** Stated goal 1 **
In the text on evaluating SPARQL aggregates, what bounds the size of Ω to keep it from exhausting server memory?

:: Supplied text ::

The Merge(E,A,X,Y) operation merges two sets of solution mappings X and Y. For each μ∈X, it finds a μ′∈Y that has the same GroupKey as μ (Line 4). Then, Algorithm 3 iterates over all aggregation results in μ′ (Lines 5–17) to merge them with their equivalent in μ, using the different merge operators defined in Table 1.

When the quantum is exhausted, the server waits for the non-interruptible section of Algorithm 1 to complete. Thus, no solution mappings are discarded, and the merge operation is guaranteed to be applied to every solution mapping. The non-interruptible section can block the program for at most the time to merge a single solution mapping in Ω, which can be done in constant time. Then, Algorithm 1 suspends the query Q, and sends the suspended query Qs and the partial aggregates Ω to the client (Lines 24–26).

To avoid the many-count distinct problem, i.e. exhaust the server memory, the size of Ω is bounded to a predefined constant PageSize. If the size of Ω exceeds PageSize, Algorithm 1 stops computing new aggregation results (Line 12) and the query is suspended.

The evaluation of SPARQL aggregates on the server requires defining different parameters: the duration of a quantum, the maximum space allocated to the aggregation results, and the error rate ϵ when the COUNTDϵ function is used. Defining these parameters is left to the server administrator.

Algorithm 4:

Client-side evaluation of partial aggregates

As the server computes only partial aggregates, it relies on the client to compute SPARQL aggregates, as shown in Algorithm 4. To execute a SPARQL aggregate query Q, the client first decomposes Q into Q′ to replace the AVG aggregate function and the DISTINCT modifier as described in Section 4.2. Then, the client submits Q′ to the SaGe server S, and follows the next links sent by S to fetch and merge all query results, following the Web preemption model (Lines 7–10). Finally, the client transforms the set of partial aggregation results returned by the server to produce the final aggregation results (Line 11). For each solution mapping μ∈Ω, the client applies the appropriate h function for each of the aggregate functions, as defined in Table 1.

7.Experimental study

The purpose of the experimental study is to answer the following questions: (1) What is the data transfer reduction obtained with partial aggregations? (2) What is the speed up obtained with partial aggregations? (3) What is the impact of quantum on data transfer and execution time? (4) Does estimating the result of count-distinct queries reduce data transfer? (5) Does the observed error rate matches the theoretically guarantees provided by the HLL++ algorithm?

:::
:: Listed entries ::

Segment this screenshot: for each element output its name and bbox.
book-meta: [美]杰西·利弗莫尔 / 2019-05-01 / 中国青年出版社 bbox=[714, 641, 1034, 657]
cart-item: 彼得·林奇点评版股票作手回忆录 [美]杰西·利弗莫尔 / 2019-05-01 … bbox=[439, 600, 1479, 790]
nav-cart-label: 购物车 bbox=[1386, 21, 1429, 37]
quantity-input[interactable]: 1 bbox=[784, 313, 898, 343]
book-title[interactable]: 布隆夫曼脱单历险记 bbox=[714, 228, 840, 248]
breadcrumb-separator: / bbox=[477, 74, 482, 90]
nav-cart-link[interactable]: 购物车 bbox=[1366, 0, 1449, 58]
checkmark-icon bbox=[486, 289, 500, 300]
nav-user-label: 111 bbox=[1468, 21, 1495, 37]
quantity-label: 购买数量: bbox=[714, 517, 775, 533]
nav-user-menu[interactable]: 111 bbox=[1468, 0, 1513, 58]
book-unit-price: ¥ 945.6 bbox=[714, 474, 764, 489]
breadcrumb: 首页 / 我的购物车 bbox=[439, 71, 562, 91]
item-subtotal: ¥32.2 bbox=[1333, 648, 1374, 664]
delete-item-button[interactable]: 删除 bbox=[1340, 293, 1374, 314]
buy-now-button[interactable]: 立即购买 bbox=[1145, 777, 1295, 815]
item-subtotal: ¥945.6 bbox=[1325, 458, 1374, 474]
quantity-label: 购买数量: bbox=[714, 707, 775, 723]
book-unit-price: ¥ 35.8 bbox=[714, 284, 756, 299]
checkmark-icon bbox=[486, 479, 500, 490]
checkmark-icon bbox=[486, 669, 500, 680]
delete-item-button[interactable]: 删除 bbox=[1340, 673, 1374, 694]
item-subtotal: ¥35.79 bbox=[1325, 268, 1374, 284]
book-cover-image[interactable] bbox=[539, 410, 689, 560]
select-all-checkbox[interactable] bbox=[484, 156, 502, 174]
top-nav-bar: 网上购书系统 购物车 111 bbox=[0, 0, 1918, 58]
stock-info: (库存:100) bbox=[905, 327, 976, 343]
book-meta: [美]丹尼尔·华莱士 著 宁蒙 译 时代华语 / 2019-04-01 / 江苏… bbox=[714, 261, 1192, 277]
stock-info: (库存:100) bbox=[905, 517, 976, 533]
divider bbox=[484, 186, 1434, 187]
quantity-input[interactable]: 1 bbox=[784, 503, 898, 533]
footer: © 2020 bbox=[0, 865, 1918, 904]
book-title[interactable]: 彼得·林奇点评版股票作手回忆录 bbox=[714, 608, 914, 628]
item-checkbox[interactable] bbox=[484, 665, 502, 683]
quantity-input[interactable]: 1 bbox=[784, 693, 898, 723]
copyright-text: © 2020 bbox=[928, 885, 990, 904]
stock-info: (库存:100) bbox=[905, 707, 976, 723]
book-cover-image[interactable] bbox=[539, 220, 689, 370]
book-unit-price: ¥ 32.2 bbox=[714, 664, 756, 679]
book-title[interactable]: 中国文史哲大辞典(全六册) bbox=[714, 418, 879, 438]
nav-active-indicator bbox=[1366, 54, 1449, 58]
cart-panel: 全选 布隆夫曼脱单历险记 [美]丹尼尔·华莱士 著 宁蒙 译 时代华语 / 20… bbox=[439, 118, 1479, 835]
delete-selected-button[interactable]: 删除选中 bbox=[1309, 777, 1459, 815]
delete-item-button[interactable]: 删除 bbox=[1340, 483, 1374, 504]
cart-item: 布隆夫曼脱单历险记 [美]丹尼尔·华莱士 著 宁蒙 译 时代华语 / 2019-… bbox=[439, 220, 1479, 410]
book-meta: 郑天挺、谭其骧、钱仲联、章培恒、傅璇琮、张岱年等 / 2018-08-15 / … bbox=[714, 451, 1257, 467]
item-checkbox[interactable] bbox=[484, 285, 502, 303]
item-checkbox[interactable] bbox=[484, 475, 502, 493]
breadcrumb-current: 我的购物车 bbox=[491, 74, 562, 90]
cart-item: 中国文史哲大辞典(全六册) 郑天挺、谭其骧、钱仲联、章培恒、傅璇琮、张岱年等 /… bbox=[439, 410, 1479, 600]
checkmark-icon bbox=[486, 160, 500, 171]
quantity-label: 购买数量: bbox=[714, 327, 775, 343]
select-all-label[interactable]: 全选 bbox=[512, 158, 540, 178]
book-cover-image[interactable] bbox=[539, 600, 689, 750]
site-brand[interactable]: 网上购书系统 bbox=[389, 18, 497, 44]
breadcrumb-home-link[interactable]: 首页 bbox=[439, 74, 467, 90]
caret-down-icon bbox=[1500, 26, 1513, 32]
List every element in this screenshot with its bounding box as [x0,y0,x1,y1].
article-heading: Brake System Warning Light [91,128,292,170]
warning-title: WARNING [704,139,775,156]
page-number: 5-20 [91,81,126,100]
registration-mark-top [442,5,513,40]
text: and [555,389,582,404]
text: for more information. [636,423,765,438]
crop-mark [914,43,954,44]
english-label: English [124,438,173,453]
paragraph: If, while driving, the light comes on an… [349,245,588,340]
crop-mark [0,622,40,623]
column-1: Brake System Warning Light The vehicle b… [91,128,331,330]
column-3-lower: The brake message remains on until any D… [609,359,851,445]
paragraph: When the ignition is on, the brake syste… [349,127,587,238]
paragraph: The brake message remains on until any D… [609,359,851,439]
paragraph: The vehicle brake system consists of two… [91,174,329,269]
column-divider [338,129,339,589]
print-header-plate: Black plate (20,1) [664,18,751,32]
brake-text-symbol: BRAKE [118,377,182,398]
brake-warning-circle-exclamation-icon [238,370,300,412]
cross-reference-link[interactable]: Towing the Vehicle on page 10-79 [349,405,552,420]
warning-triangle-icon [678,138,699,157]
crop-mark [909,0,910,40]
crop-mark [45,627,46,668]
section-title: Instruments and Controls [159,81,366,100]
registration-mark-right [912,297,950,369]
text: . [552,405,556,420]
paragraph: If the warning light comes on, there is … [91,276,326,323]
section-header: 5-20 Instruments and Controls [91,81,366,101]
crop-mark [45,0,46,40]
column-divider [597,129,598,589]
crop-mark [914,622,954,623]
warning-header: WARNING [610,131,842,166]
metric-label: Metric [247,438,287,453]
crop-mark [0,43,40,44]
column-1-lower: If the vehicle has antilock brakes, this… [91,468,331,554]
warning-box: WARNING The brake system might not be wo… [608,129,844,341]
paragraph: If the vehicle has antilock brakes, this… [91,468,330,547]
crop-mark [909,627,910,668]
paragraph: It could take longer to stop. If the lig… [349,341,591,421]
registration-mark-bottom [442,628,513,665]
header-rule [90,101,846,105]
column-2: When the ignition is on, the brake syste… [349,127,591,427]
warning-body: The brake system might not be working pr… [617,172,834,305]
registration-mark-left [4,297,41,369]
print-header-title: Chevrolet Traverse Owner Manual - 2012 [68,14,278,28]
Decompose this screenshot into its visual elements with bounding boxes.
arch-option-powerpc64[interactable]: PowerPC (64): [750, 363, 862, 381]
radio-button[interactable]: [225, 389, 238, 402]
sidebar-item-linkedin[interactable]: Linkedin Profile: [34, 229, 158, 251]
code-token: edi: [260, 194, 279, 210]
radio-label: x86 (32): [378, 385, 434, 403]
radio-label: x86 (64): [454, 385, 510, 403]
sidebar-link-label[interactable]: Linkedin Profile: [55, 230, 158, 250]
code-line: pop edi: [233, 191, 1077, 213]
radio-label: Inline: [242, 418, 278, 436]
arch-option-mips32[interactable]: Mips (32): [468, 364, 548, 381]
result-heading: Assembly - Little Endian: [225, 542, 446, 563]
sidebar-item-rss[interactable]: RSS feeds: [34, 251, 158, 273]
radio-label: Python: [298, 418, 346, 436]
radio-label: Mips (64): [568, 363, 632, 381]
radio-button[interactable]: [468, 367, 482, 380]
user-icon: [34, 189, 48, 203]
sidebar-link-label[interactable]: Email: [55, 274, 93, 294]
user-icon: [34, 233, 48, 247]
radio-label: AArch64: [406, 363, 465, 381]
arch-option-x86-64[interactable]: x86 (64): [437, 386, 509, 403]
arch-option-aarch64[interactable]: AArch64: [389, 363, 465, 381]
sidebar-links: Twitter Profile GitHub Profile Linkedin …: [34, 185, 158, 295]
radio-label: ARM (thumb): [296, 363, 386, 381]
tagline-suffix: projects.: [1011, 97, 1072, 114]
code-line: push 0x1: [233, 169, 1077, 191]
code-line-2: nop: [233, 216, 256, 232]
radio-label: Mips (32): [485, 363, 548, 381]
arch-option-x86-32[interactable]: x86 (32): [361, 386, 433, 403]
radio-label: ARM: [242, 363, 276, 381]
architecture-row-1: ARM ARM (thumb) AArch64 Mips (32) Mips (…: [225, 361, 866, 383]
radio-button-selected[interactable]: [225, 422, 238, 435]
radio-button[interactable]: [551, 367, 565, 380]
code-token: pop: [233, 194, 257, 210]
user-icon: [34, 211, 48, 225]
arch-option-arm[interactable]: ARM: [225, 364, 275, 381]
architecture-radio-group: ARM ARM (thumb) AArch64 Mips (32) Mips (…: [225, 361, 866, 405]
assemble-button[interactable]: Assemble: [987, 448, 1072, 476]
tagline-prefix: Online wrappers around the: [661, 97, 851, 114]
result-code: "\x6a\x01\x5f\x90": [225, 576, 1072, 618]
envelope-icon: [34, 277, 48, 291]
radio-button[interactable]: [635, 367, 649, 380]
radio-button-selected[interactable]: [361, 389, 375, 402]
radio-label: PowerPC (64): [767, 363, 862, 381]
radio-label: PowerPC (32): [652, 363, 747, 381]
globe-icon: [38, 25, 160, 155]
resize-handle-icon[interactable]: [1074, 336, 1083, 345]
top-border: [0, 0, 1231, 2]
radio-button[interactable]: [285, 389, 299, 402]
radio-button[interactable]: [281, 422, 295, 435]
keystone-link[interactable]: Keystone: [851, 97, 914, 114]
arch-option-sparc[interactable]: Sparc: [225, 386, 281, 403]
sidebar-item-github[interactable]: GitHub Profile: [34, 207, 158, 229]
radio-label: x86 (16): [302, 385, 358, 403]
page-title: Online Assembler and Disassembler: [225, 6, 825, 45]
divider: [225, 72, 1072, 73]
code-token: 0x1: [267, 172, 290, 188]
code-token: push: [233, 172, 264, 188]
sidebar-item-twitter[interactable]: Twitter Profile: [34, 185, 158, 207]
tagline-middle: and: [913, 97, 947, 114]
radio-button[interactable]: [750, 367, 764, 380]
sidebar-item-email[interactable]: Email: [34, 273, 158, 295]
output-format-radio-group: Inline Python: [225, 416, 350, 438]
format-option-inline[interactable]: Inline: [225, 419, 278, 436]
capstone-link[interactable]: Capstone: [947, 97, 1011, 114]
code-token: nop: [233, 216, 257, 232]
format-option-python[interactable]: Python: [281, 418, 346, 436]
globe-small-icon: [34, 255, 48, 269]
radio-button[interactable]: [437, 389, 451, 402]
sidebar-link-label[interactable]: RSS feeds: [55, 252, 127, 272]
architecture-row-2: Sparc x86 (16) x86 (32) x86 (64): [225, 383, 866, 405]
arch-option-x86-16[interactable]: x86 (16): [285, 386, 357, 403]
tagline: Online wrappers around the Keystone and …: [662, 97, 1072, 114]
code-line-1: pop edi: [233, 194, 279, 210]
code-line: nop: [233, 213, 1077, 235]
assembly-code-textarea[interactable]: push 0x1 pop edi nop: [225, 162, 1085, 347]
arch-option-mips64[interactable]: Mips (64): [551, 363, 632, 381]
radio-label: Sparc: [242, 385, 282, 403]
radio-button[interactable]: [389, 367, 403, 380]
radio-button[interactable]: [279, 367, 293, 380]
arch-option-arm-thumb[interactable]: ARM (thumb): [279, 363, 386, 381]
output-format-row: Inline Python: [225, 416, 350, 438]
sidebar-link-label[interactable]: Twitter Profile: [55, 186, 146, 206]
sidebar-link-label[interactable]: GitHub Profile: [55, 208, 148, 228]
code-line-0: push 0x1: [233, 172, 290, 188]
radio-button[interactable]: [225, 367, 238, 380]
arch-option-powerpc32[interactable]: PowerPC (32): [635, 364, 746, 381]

:::

** Stated goal 2 **
Rewrite the rows from the first one through the line that contains "checkmark-icon bbox=[486, 479, 500, 490]", replacing "quantity-label" with "qty-label" and keeping everything else the same. Give only those lines.

** Task output 1 **
A predefined constant, PageSize.

** Task output 2 **
Segment this screenshot: for each element output its name and bbox.
book-meta: [美]杰西·利弗莫尔 / 2019-05-01 / 中国青年出版社 bbox=[714, 641, 1034, 657]
cart-item: 彼得·林奇点评版股票作手回忆录 [美]杰西·利弗莫尔 / 2019-05-01 … bbox=[439, 600, 1479, 790]
nav-cart-label: 购物车 bbox=[1386, 21, 1429, 37]
quantity-input[interactable]: 1 bbox=[784, 313, 898, 343]
book-title[interactable]: 布隆夫曼脱单历险记 bbox=[714, 228, 840, 248]
breadcrumb-separator: / bbox=[477, 74, 482, 90]
nav-cart-link[interactable]: 购物车 bbox=[1366, 0, 1449, 58]
checkmark-icon bbox=[486, 289, 500, 300]
nav-user-label: 111 bbox=[1468, 21, 1495, 37]
qty-label: 购买数量: bbox=[714, 517, 775, 533]
nav-user-menu[interactable]: 111 bbox=[1468, 0, 1513, 58]
book-unit-price: ¥ 945.6 bbox=[714, 474, 764, 489]
breadcrumb: 首页 / 我的购物车 bbox=[439, 71, 562, 91]
item-subtotal: ¥32.2 bbox=[1333, 648, 1374, 664]
delete-item-button[interactable]: 删除 bbox=[1340, 293, 1374, 314]
buy-now-button[interactable]: 立即购买 bbox=[1145, 777, 1295, 815]
item-subtotal: ¥945.6 bbox=[1325, 458, 1374, 474]
qty-label: 购买数量: bbox=[714, 707, 775, 723]
book-unit-price: ¥ 35.8 bbox=[714, 284, 756, 299]
checkmark-icon bbox=[486, 479, 500, 490]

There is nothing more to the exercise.